[start of Dataset extract]

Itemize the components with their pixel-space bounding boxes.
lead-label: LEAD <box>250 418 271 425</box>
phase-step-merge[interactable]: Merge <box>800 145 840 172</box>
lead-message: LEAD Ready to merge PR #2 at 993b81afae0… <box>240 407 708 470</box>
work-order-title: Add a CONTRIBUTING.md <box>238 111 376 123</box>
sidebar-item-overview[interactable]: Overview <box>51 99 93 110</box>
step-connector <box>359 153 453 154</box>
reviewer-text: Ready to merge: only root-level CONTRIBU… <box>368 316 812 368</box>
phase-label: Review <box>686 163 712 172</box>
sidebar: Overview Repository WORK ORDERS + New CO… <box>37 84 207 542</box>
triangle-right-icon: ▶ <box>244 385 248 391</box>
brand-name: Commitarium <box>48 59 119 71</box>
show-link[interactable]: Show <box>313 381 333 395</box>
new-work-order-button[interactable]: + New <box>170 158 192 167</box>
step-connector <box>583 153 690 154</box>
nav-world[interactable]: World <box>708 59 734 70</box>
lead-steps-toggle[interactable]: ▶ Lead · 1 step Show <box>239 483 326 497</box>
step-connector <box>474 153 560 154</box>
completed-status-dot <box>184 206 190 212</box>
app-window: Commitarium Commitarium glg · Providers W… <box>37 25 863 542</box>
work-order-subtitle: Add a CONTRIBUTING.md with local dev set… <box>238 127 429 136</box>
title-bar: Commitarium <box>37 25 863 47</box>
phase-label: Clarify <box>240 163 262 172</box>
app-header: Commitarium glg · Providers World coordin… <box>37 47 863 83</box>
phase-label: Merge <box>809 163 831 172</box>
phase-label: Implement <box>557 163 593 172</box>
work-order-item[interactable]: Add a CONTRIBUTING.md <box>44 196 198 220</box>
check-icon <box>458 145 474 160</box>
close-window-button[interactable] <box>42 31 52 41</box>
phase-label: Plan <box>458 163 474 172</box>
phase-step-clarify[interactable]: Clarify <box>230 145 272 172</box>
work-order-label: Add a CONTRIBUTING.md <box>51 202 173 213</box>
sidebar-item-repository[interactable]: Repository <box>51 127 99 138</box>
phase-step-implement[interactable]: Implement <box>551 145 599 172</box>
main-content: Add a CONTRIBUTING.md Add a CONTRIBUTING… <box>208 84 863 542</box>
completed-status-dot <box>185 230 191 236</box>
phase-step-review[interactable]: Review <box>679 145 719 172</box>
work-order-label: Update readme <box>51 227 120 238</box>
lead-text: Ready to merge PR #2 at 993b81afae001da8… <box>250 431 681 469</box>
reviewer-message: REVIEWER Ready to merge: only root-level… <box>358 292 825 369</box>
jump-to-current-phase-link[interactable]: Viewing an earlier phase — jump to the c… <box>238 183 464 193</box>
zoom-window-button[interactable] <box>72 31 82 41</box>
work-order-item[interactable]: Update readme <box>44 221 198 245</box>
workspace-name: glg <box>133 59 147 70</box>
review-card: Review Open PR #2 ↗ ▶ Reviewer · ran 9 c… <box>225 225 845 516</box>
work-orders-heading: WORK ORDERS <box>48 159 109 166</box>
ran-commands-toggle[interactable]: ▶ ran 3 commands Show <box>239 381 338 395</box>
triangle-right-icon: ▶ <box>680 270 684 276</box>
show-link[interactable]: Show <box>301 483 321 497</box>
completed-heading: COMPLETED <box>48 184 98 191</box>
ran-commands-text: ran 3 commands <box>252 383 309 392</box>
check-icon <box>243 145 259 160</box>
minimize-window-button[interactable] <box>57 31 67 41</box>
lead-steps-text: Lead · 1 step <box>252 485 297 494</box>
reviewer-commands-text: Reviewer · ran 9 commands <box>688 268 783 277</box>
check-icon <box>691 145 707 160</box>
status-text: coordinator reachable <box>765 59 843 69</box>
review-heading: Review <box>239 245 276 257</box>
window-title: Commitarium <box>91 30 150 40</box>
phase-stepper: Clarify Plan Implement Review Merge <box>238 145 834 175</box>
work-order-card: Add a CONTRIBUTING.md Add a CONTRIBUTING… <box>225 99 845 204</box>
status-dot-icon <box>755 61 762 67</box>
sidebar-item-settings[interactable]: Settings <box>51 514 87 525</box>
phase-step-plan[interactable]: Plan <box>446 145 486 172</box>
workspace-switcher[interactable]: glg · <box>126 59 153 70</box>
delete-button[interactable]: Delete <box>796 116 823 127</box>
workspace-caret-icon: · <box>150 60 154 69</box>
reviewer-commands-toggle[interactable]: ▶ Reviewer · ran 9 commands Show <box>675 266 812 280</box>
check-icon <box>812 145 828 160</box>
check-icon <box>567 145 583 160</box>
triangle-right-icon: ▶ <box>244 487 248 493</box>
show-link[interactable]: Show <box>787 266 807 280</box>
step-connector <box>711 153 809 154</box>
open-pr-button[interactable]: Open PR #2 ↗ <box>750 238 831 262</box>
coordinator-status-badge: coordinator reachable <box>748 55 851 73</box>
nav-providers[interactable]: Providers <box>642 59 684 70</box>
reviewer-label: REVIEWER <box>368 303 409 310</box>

[end of Dataset extract]

Pick out each line above that contains the string "lead". Case counts, so match only that exact capitalization.

Completed exercise:
lead-label: LEAD <box>250 418 271 425</box>
lead-message: LEAD Ready to merge PR #2 at 993b81afae0… <box>240 407 708 470</box>
lead-steps-toggle[interactable]: ▶ Lead · 1 step Show <box>239 483 326 497</box>
lead-text: Ready to merge PR #2 at 993b81afae001da8… <box>250 431 681 469</box>
lead-steps-text: Lead · 1 step <box>252 485 297 494</box>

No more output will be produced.